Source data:
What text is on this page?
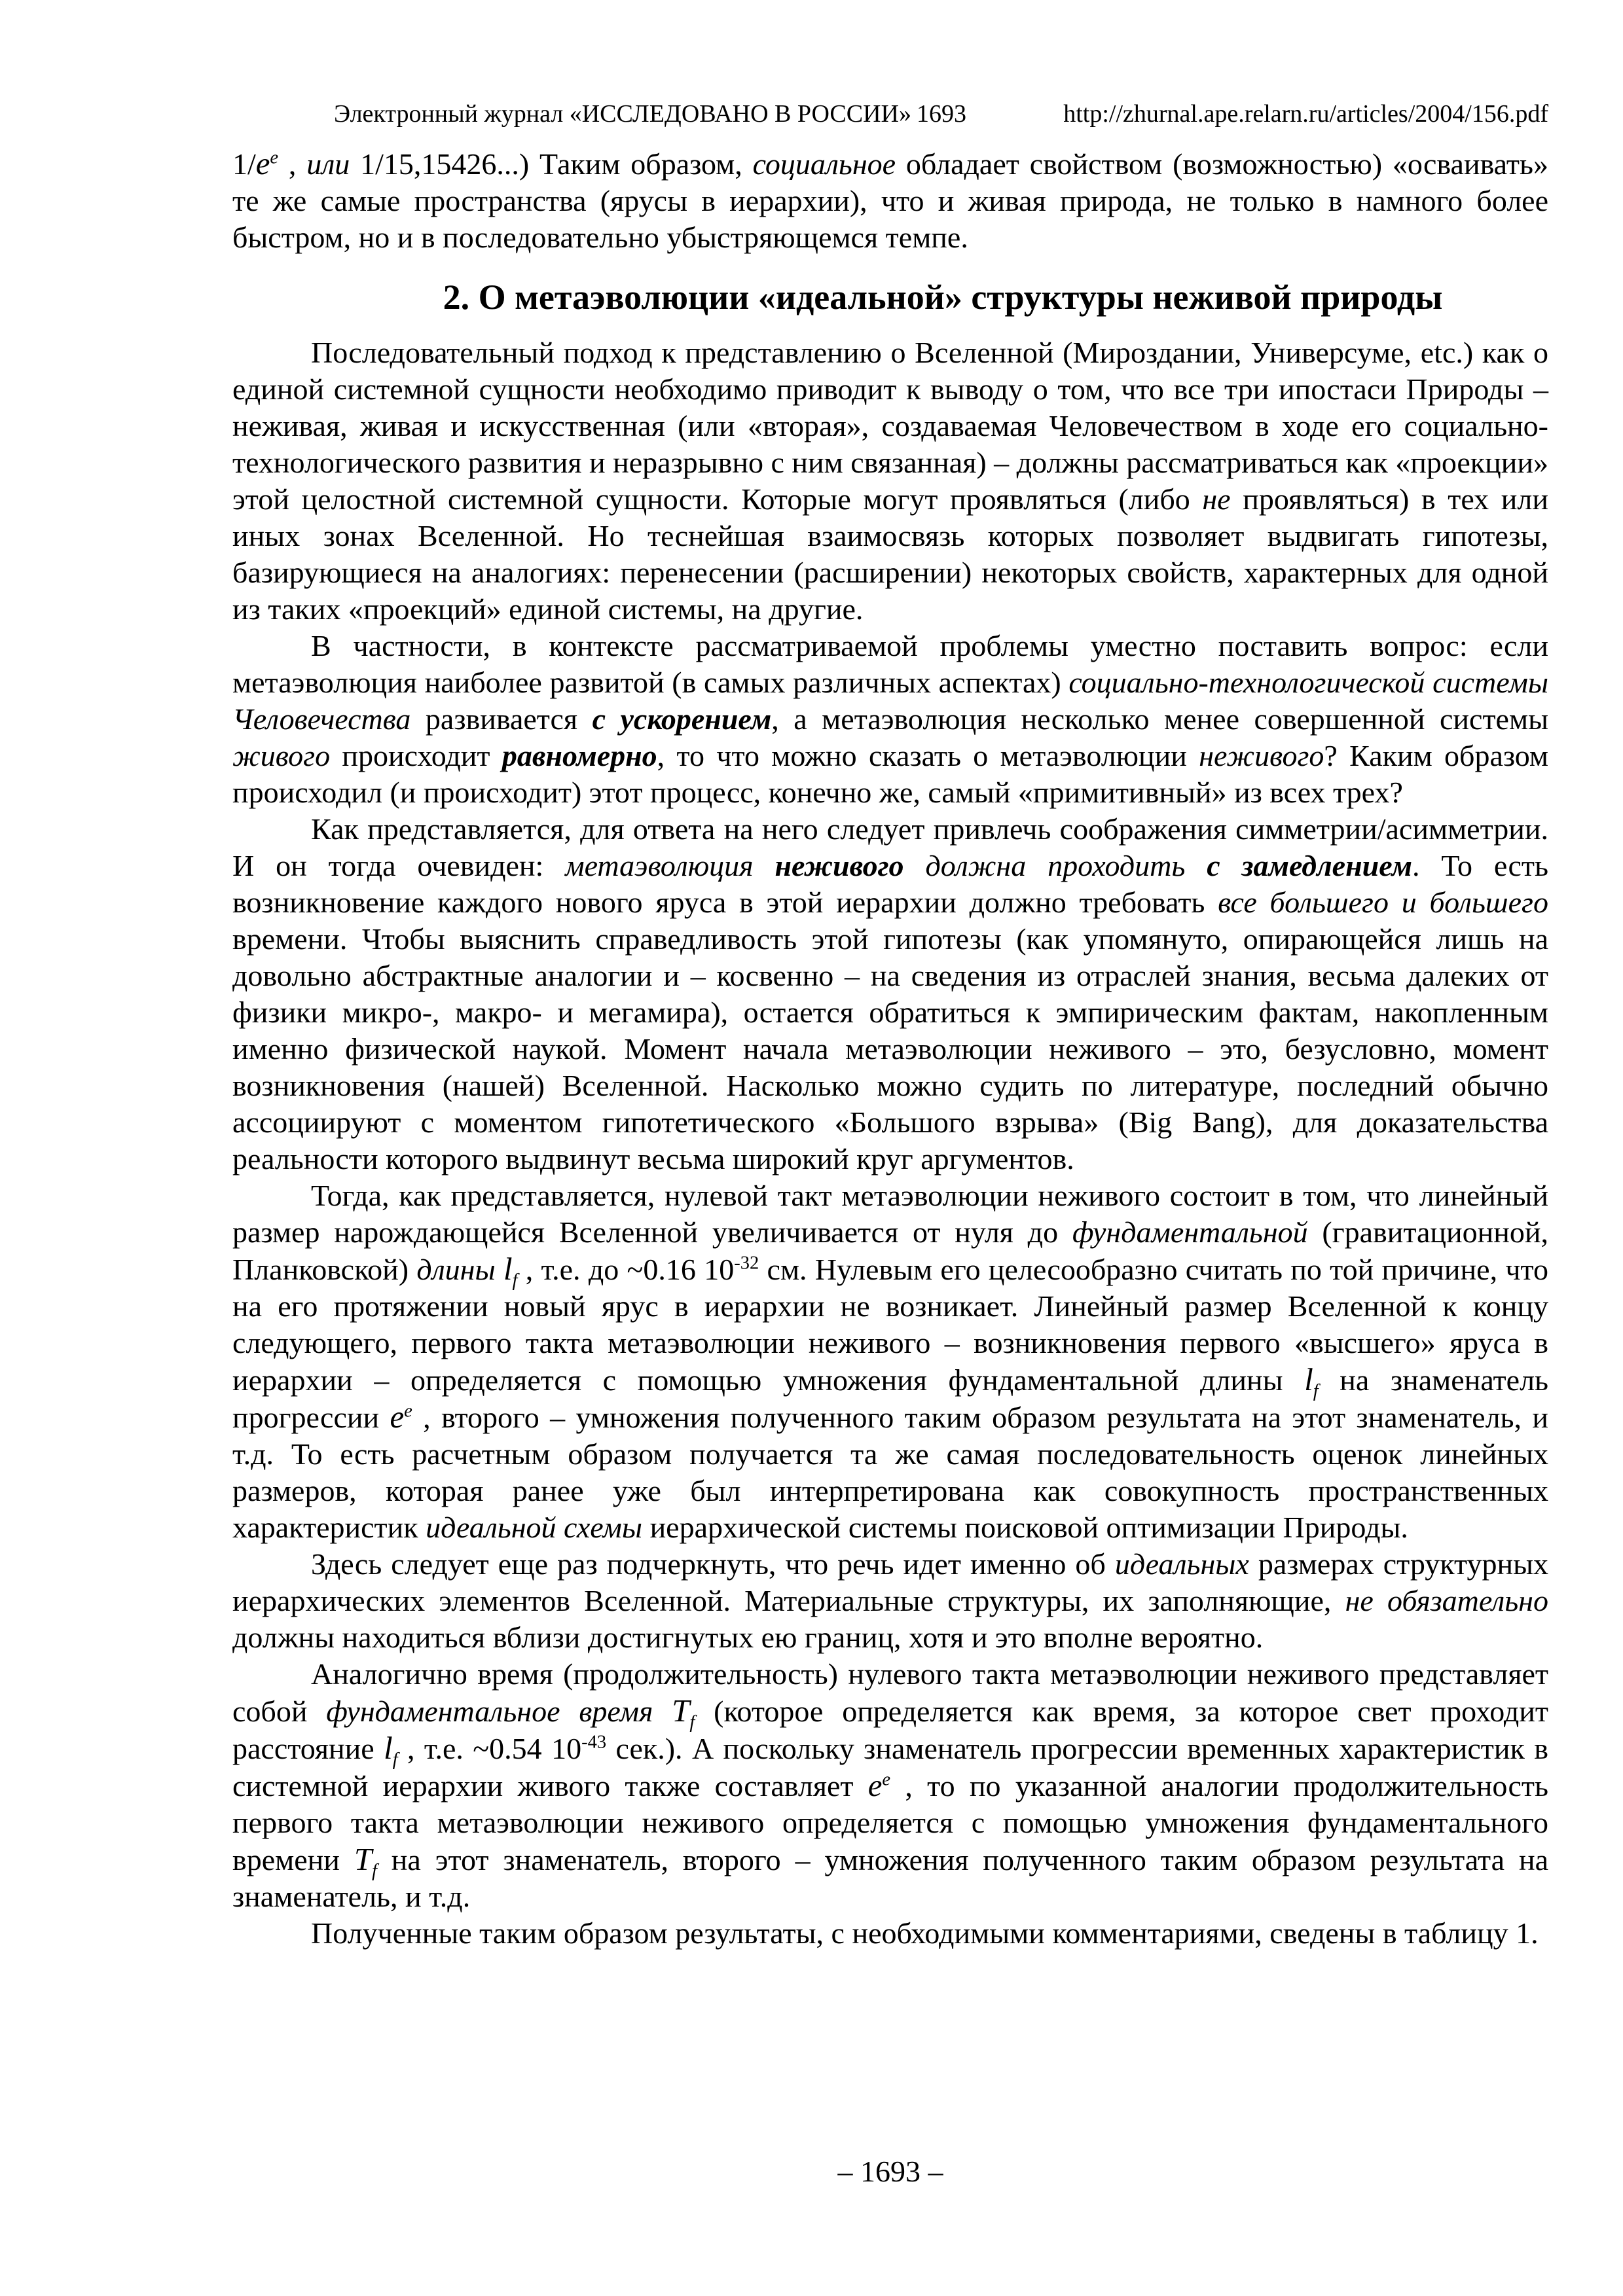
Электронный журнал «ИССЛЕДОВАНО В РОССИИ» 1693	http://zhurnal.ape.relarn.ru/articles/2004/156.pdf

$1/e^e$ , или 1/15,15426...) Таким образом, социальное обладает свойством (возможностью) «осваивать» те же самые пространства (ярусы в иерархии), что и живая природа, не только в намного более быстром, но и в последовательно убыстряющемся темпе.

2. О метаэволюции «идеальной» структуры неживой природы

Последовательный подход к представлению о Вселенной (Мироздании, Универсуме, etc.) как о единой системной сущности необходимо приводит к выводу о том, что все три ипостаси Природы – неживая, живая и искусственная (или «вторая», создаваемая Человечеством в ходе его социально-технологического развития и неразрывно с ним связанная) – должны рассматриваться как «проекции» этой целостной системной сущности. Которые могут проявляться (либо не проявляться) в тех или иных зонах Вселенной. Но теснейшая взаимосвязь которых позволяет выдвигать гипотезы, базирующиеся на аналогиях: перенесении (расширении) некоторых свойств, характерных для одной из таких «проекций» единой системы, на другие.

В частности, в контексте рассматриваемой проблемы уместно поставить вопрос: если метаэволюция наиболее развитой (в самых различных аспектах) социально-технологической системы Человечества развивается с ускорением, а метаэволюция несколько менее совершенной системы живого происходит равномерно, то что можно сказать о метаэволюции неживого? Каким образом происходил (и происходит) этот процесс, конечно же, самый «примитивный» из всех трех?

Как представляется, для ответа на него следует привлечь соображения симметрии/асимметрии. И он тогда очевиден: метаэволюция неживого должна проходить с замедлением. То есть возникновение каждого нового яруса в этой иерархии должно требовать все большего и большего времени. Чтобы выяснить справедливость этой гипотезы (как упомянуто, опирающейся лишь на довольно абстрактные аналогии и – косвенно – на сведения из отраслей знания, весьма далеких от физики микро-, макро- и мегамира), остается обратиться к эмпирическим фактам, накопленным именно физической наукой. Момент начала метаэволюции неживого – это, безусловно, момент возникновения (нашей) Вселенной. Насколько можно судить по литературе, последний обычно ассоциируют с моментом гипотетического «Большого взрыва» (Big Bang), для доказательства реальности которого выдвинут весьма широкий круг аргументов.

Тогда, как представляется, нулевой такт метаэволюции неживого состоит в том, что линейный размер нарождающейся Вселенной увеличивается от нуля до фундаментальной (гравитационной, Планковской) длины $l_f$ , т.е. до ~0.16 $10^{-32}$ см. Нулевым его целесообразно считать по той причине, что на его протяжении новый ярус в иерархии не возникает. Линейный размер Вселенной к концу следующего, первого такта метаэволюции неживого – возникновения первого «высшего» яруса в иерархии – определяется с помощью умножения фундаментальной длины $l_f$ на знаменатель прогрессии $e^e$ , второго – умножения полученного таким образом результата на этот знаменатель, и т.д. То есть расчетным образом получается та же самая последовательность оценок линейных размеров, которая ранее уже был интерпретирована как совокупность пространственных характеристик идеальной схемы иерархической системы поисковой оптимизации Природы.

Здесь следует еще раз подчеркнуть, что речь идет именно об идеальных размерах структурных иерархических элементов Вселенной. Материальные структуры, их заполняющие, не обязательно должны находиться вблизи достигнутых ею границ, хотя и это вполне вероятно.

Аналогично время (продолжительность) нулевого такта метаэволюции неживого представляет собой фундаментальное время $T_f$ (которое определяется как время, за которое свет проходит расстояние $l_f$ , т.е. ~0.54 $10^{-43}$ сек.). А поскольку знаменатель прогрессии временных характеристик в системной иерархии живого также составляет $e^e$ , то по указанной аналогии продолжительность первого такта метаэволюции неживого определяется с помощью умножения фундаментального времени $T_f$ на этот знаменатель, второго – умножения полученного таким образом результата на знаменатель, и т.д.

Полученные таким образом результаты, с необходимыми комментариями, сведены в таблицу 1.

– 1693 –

## Written instruction
The pictures should not be reproduced; quote all of the other material exactly.

## Solution
What text is on this page?
Электронный журнал «ИССЛЕДОВАНО В РОССИИ» 1693	http://zhurnal.ape.relarn.ru/articles/2004/156.pdf

$1/e^e$ , или 1/15,15426...) Таким образом, социальное обладает свойством (возможностью) «осваивать» те же самые пространства (ярусы в иерархии), что и живая природа, не только в намного более быстром, но и в последовательно убыстряющемся темпе.

2. О метаэволюции «идеальной» структуры неживой природы

Последовательный подход к представлению о Вселенной (Мироздании, Универсуме, etc.) как о единой системной сущности необходимо приводит к выводу о том, что все три ипостаси Природы – неживая, живая и искусственная (или «вторая», создаваемая Человечеством в ходе его социально-технологического развития и неразрывно с ним связанная) – должны рассматриваться как «проекции» этой целостной системной сущности. Которые могут проявляться (либо не проявляться) в тех или иных зонах Вселенной. Но теснейшая взаимосвязь которых позволяет выдвигать гипотезы, базирующиеся на аналогиях: перенесении (расширении) некоторых свойств, характерных для одной из таких «проекций» единой системы, на другие.

В частности, в контексте рассматриваемой проблемы уместно поставить вопрос: если метаэволюция наиболее развитой (в самых различных аспектах) социально-технологической системы Человечества развивается с ускорением, а метаэволюция несколько менее совершенной системы живого происходит равномерно, то что можно сказать о метаэволюции неживого? Каким образом происходил (и происходит) этот процесс, конечно же, самый «примитивный» из всех трех?

Как представляется, для ответа на него следует привлечь соображения симметрии/асимметрии. И он тогда очевиден: метаэволюция неживого должна проходить с замедлением. То есть возникновение каждого нового яруса в этой иерархии должно требовать все большего и большего времени. Чтобы выяснить справедливость этой гипотезы (как упомянуто, опирающейся лишь на довольно абстрактные аналогии и – косвенно – на сведения из отраслей знания, весьма далеких от физики микро-, макро- и мегамира), остается обратиться к эмпирическим фактам, накопленным именно физической наукой. Момент начала метаэволюции неживого – это, безусловно, момент возникновения (нашей) Вселенной. Насколько можно судить по литературе, последний обычно ассоциируют с моментом гипотетического «Большого взрыва» (Big Bang), для доказательства реальности которого выдвинут весьма широкий круг аргументов.

Тогда, как представляется, нулевой такт метаэволюции неживого состоит в том, что линейный размер нарождающейся Вселенной увеличивается от нуля до фундаментальной (гравитационной, Планковской) длины $l_f$ , т.е. до ~0.16 $10^{-32}$ см. Нулевым его целесообразно считать по той причине, что на его протяжении новый ярус в иерархии не возникает. Линейный размер Вселенной к концу следующего, первого такта метаэволюции неживого – возникновения первого «высшего» яруса в иерархии – определяется с помощью умножения фундаментальной длины $l_f$ на знаменатель прогрессии $e^e$ , второго – умножения полученного таким образом результата на этот знаменатель, и т.д. То есть расчетным образом получается та же самая последовательность оценок линейных размеров, которая ранее уже был интерпретирована как совокупность пространственных характеристик идеальной схемы иерархической системы поисковой оптимизации Природы.

Здесь следует еще раз подчеркнуть, что речь идет именно об идеальных размерах структурных иерархических элементов Вселенной. Материальные структуры, их заполняющие, не обязательно должны находиться вблизи достигнутых ею границ, хотя и это вполне вероятно.

Аналогично время (продолжительность) нулевого такта метаэволюции неживого представляет собой фундаментальное время $T_f$ (которое определяется как время, за которое свет проходит расстояние $l_f$ , т.е. ~0.54 $10^{-43}$ сек.). А поскольку знаменатель прогрессии временных характеристик в системной иерархии живого также составляет $e^e$ , то по указанной аналогии продолжительность первого такта метаэволюции неживого определяется с помощью умножения фундаментального времени $T_f$ на этот знаменатель, второго – умножения полученного таким образом результата на знаменатель, и т.д.

Полученные таким образом результаты, с необходимыми комментариями, сведены в таблицу 1.

– 1693 –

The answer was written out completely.